THE EXERCISE:
Could every line of the data be printed exactly as it reads?

---------- RECORDS SHOWN ----------

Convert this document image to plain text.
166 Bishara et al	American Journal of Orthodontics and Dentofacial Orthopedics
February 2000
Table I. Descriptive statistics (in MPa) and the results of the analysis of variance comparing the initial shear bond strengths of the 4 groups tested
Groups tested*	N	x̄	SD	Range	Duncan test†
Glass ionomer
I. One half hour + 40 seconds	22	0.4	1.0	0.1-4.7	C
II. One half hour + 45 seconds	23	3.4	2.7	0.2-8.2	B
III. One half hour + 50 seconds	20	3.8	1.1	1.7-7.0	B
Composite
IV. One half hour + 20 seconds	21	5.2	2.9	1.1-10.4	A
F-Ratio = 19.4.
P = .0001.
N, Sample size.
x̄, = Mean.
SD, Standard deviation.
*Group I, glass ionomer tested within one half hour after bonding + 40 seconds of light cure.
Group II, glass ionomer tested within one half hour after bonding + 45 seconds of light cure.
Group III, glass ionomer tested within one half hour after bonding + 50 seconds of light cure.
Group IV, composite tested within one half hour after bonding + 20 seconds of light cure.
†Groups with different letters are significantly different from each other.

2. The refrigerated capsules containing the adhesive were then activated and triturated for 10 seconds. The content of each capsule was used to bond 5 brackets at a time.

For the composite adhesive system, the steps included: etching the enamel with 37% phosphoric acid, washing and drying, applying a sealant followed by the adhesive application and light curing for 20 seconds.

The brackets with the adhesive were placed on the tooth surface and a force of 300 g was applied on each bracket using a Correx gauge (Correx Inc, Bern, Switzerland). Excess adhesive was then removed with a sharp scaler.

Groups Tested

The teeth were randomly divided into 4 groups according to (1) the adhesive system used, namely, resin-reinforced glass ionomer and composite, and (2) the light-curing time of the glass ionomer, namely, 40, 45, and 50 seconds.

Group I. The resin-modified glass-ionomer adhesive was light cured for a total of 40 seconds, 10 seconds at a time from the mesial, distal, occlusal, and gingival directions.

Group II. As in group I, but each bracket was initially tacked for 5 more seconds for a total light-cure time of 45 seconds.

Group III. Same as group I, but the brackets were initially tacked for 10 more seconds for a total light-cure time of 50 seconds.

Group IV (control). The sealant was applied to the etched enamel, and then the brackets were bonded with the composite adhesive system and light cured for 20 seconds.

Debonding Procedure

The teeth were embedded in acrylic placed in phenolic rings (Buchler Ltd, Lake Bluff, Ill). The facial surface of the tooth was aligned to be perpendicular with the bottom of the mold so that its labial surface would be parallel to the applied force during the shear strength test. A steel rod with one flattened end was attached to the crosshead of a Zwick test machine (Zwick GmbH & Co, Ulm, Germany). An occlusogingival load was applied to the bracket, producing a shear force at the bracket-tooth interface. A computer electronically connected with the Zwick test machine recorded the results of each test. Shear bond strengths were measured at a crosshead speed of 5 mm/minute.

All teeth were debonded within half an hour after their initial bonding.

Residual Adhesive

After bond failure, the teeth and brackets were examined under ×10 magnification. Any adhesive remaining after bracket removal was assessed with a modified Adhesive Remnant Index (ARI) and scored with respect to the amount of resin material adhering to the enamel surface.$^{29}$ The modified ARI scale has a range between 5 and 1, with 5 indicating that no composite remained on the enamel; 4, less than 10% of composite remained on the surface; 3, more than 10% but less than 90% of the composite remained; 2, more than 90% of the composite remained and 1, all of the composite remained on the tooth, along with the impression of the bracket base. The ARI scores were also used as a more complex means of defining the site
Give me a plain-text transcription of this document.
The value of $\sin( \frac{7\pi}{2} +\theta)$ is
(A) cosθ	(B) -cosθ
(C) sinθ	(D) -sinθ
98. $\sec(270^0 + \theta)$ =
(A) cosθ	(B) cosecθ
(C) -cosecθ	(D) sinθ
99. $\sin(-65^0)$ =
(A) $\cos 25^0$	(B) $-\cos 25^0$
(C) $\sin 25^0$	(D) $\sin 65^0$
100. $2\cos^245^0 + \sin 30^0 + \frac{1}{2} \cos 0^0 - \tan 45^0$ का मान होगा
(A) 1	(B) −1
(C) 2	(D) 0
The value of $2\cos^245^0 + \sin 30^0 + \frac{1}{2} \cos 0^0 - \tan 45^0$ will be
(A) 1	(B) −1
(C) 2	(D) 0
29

----------

TASK RESULT:
Convert this document image to plain text.
166 Bishara et al	American Journal of Orthodontics and Dentofacial Orthopedics
February 2000
Table I. Descriptive statistics (in MPa) and the results of the analysis of variance comparing the initial shear bond strengths of the 4 groups tested
Groups tested*	N	x̄	SD	Range	Duncan test†
Glass ionomer
I. One half hour + 40 seconds	22	0.4	1.0	0.1-4.7	C
II. One half hour + 45 seconds	23	3.4	2.7	0.2-8.2	B
III. One half hour + 50 seconds	20	3.8	1.1	1.7-7.0	B
Composite
IV. One half hour + 20 seconds	21	5.2	2.9	1.1-10.4	A
F-Ratio = 19.4.
P = .0001.
N, Sample size.
x̄, = Mean.
SD, Standard deviation.
*Group I, glass ionomer tested within one half hour after bonding + 40 seconds of light cure.
Group II, glass ionomer tested within one half hour after bonding + 45 seconds of light cure.
Group III, glass ionomer tested within one half hour after bonding + 50 seconds of light cure.
Group IV, composite tested within one half hour after bonding + 20 seconds of light cure.
†Groups with different letters are significantly different from each other.

2. The refrigerated capsules containing the adhesive were then activated and triturated for 10 seconds. The content of each capsule was used to bond 5 brackets at a time.

For the composite adhesive system, the steps included: etching the enamel with 37% phosphoric acid, washing and drying, applying a sealant followed by the adhesive application and light curing for 20 seconds.

The brackets with the adhesive were placed on the tooth surface and a force of 300 g was applied on each bracket using a Correx gauge (Correx Inc, Bern, Switzerland). Excess adhesive was then removed with a sharp scaler.

Groups Tested

The teeth were randomly divided into 4 groups according to (1) the adhesive system used, namely, resin-reinforced glass ionomer and composite, and (2) the light-curing time of the glass ionomer, namely, 40, 45, and 50 seconds.

Group I. The resin-modified glass-ionomer adhesive was light cured for a total of 40 seconds, 10 seconds at a time from the mesial, distal, occlusal, and gingival directions.

Group II. As in group I, but each bracket was initially tacked for 5 more seconds for a total light-cure time of 45 seconds.

Group III. Same as group I, but the brackets were initially tacked for 10 more seconds for a total light-cure time of 50 seconds.

Group IV (control). The sealant was applied to the etched enamel, and then the brackets were bonded with the composite adhesive system and light cured for 20 seconds.

Debonding Procedure

The teeth were embedded in acrylic placed in phenolic rings (Buchler Ltd, Lake Bluff, Ill). The facial surface of the tooth was aligned to be perpendicular with the bottom of the mold so that its labial surface would be parallel to the applied force during the shear strength test. A steel rod with one flattened end was attached to the crosshead of a Zwick test machine (Zwick GmbH & Co, Ulm, Germany). An occlusogingival load was applied to the bracket, producing a shear force at the bracket-tooth interface. A computer electronically connected with the Zwick test machine recorded the results of each test. Shear bond strengths were measured at a crosshead speed of 5 mm/minute.

All teeth were debonded within half an hour after their initial bonding.

Residual Adhesive

After bond failure, the teeth and brackets were examined under ×10 magnification. Any adhesive remaining after bracket removal was assessed with a modified Adhesive Remnant Index (ARI) and scored with respect to the amount of resin material adhering to the enamel surface.$^{29}$ The modified ARI scale has a range between 5 and 1, with 5 indicating that no composite remained on the enamel; 4, less than 10% of composite remained on the surface; 3, more than 10% but less than 90% of the composite remained; 2, more than 90% of the composite remained and 1, all of the composite remained on the tooth, along with the impression of the bracket base. The ARI scores were also used as a more complex means of defining the site
Give me a plain-text transcription of this document.
The value of $\sin( \frac{7\pi}{2} +\theta)$ is
(A) cosθ	(B) -cosθ
(C) sinθ	(D) -sinθ
98. $\sec(270^0 + \theta)$ =
(A) cosθ	(B) cosecθ
(C) -cosecθ	(D) sinθ
99. $\sin(-65^0)$ =
(A) $\cos 25^0$	(B) $-\cos 25^0$
(C) $\sin 25^0$	(D) $\sin 65^0$
100. $2\cos^245^0 + \sin 30^0 + \frac{1}{2} \cos 0^0 - \tan 45^0$ का मान होगा
(A) 1	(B) −1
(C) 2	(D) 0
The value of $2\cos^245^0 + \sin 30^0 + \frac{1}{2} \cos 0^0 - \tan 45^0$ will be
(A) 1	(B) −1
(C) 2	(D) 0
29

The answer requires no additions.